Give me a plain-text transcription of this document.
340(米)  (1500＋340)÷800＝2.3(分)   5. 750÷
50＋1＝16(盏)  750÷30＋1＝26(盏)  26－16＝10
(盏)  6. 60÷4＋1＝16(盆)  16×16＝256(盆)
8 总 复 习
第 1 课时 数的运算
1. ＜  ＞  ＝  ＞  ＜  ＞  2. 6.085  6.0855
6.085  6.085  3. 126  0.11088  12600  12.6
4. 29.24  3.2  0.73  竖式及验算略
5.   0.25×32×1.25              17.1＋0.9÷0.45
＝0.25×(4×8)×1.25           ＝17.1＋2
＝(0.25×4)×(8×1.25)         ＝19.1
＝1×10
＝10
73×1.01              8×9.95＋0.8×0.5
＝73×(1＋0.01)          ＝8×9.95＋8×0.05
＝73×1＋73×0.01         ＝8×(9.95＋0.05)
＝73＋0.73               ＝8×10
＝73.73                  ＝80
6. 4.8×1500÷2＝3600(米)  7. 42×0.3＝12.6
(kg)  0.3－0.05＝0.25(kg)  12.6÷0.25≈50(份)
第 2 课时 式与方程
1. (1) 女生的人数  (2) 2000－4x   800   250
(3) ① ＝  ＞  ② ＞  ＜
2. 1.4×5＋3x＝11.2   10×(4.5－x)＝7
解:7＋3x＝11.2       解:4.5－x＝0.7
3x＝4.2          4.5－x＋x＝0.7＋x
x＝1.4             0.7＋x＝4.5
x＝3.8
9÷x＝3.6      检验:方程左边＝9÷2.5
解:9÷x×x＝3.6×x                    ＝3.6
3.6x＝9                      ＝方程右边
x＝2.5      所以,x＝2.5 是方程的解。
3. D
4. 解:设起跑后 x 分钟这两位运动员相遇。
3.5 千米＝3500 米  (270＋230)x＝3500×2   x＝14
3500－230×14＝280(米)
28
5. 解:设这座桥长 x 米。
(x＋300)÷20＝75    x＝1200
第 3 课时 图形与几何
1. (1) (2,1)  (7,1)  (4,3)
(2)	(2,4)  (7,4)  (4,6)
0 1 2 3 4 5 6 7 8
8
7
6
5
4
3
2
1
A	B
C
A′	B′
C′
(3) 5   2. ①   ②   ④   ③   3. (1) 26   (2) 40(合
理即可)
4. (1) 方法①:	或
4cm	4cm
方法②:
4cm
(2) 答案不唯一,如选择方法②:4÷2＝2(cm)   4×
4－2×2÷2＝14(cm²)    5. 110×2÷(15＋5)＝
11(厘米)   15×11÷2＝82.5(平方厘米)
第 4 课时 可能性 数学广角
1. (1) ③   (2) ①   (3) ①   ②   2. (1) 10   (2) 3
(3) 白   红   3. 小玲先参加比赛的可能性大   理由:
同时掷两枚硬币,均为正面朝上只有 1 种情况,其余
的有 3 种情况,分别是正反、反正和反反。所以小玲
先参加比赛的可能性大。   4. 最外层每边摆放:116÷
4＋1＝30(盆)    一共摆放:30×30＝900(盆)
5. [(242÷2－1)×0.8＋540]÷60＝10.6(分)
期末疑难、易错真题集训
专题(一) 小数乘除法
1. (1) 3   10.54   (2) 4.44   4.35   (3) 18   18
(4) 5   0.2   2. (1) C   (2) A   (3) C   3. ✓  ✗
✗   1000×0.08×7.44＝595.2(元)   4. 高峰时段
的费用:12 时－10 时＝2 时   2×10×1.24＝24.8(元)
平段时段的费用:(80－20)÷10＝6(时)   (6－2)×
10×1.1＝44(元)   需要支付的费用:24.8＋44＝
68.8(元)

-------

EXERCISE REQUIREMENTS ▸ Reproduce the records above exactly as they appear.

RESPONSE ▸
Give me a plain-text transcription of this document.
340(米)  (1500＋340)÷800＝2.3(分)   5. 750÷
50＋1＝16(盏)  750÷30＋1＝26(盏)  26－16＝10
(盏)  6. 60÷4＋1＝16(盆)  16×16＝256(盆)
8 总 复 习
第 1 课时 数的运算
1. ＜  ＞  ＝  ＞  ＜  ＞  2. 6.085  6.0855
6.085  6.085  3. 126  0.11088  12600  12.6
4. 29.24  3.2  0.73  竖式及验算略
5.   0.25×32×1.25              17.1＋0.9÷0.45
＝0.25×(4×8)×1.25           ＝17.1＋2
＝(0.25×4)×(8×1.25)         ＝19.1
＝1×10
＝10
73×1.01              8×9.95＋0.8×0.5
＝73×(1＋0.01)          ＝8×9.95＋8×0.05
＝73×1＋73×0.01         ＝8×(9.95＋0.05)
＝73＋0.73               ＝8×10
＝73.73                  ＝80
6. 4.8×1500÷2＝3600(米)  7. 42×0.3＝12.6
(kg)  0.3－0.05＝0.25(kg)  12.6÷0.25≈50(份)
第 2 课时 式与方程
1. (1) 女生的人数  (2) 2000－4x   800   250
(3) ① ＝  ＞  ② ＞  ＜
2. 1.4×5＋3x＝11.2   10×(4.5－x)＝7
解:7＋3x＝11.2       解:4.5－x＝0.7
3x＝4.2          4.5－x＋x＝0.7＋x
x＝1.4             0.7＋x＝4.5
x＝3.8
9÷x＝3.6      检验:方程左边＝9÷2.5
解:9÷x×x＝3.6×x                    ＝3.6
3.6x＝9                      ＝方程右边
x＝2.5      所以,x＝2.5 是方程的解。
3. D
4. 解:设起跑后 x 分钟这两位运动员相遇。
3.5 千米＝3500 米  (270＋230)x＝3500×2   x＝14
3500－230×14＝280(米)
28
5. 解:设这座桥长 x 米。
(x＋300)÷20＝75    x＝1200
第 3 课时 图形与几何
1. (1) (2,1)  (7,1)  (4,3)
(2)	(2,4)  (7,4)  (4,6)
0 1 2 3 4 5 6 7 8
8
7
6
5
4
3
2
1
A	B
C
A′	B′
C′
(3) 5   2. ①   ②   ④   ③   3. (1) 26   (2) 40(合
理即可)
4. (1) 方法①:	或
4cm	4cm
方法②:
4cm
(2) 答案不唯一,如选择方法②:4÷2＝2(cm)   4×
4－2×2÷2＝14(cm²)    5. 110×2÷(15＋5)＝
11(厘米)   15×11÷2＝82.5(平方厘米)
第 4 课时 可能性 数学广角
1. (1) ③   (2) ①   (3) ①   ②   2. (1) 10   (2) 3
(3) 白   红   3. 小玲先参加比赛的可能性大   理由:
同时掷两枚硬币,均为正面朝上只有 1 种情况,其余
的有 3 种情况,分别是正反、反正和反反。所以小玲
先参加比赛的可能性大。   4. 最外层每边摆放:116÷
4＋1＝30(盆)    一共摆放:30×30＝900(盆)
5. [(242÷2－1)×0.8＋540]÷60＝10.6(分)
期末疑难、易错真题集训
专题(一) 小数乘除法
1. (1) 3   10.54   (2) 4.44   4.35   (3) 18   18
(4) 5   0.2   2. (1) C   (2) A   (3) C   3. ✓  ✗
✗   1000×0.08×7.44＝595.2(元)   4. 高峰时段
的费用:12 时－10 时＝2 时   2×10×1.24＝24.8(元)
平段时段的费用:(80－20)÷10＝6(时)   (6－2)×
10×1.1＝44(元)   需要支付的费用:24.8＋44＝
68.8(元)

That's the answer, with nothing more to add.